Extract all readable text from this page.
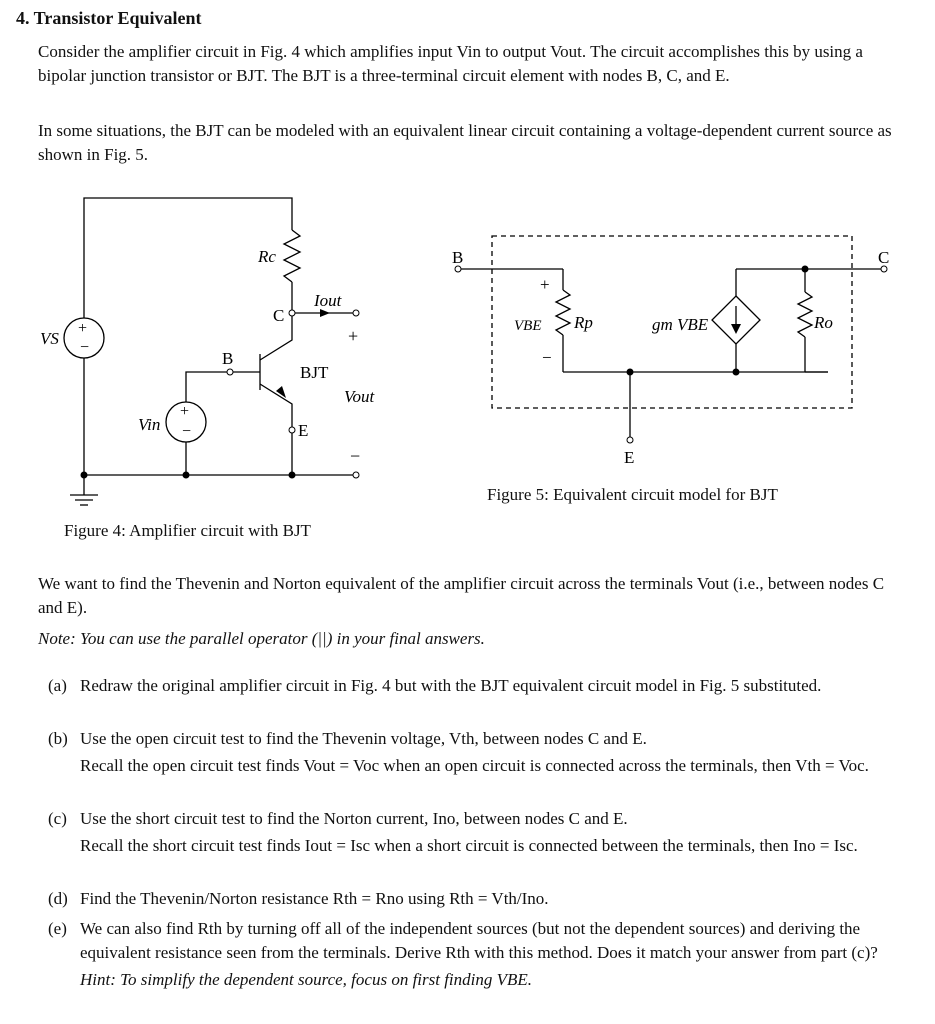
4. Transistor Equivalent
Consider the amplifier circuit in Fig. 4 which amplifies input Vin to output Vout. The circuit accomplishes this by using a bipolar junction transistor or BJT. The BJT is a three-terminal circuit element with nodes B, C, and E.
In some situations, the BJT can be modeled with an equivalent linear circuit containing a voltage-dependent current source as shown in Fig. 5.
+
−
+
−
VS
Vin
Rc
C
B
E
Iout
BJT
+
Vout
−
Figure 4: Amplifier circuit with BJT
B	C
E
+
−
VBE Rp	gm VBE	Ro
Figure 5: Equivalent circuit model for BJT
We want to find the Thevenin and Norton equivalent of the amplifier circuit across the terminals Vout (i.e., between nodes C and E).
Note: You can use the parallel operator (||) in your final answers.
(a) Redraw the original amplifier circuit in Fig. 4 but with the BJT equivalent circuit model in Fig. 5 substituted.
(b) Use the open circuit test to find the Thevenin voltage, Vth, between nodes C and E.
Recall the open circuit test finds Vout = Voc when an open circuit is connected across the terminals, then Vth = Voc.
(c) Use the short circuit test to find the Norton current, Ino, between nodes C and E.
Recall the short circuit test finds Iout = Isc when a short circuit is connected between the terminals, then Ino = Isc.
(d) Find the Thevenin/Norton resistance Rth = Rno using Rth = Vth/Ino.
(e) We can also find Rth by turning off all of the independent sources (but not the dependent sources) and deriving the equivalent resistance seen from the terminals. Derive Rth with this method. Does it match your answer from part (c)?
Hint: To simplify the dependent source, focus on first finding VBE.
-------------------------
Your instructions: Search the preceding listing for the word "nodes" and pull out every line that holds it.

Exercise output:
Consider the amplifier circuit in Fig. 4 which amplifies input Vin to output Vout. The circuit accomplishes this by using a bipolar junction transistor or BJT. The BJT is a three-terminal circuit element with nodes B, C, and E.
We want to find the Thevenin and Norton equivalent of the amplifier circuit across the terminals Vout (i.e., between nodes C and E).
(b) Use the open circuit test to find the Thevenin voltage, Vth, between nodes C and E.
(c) Use the short circuit test to find the Norton current, Ino, between nodes C and E.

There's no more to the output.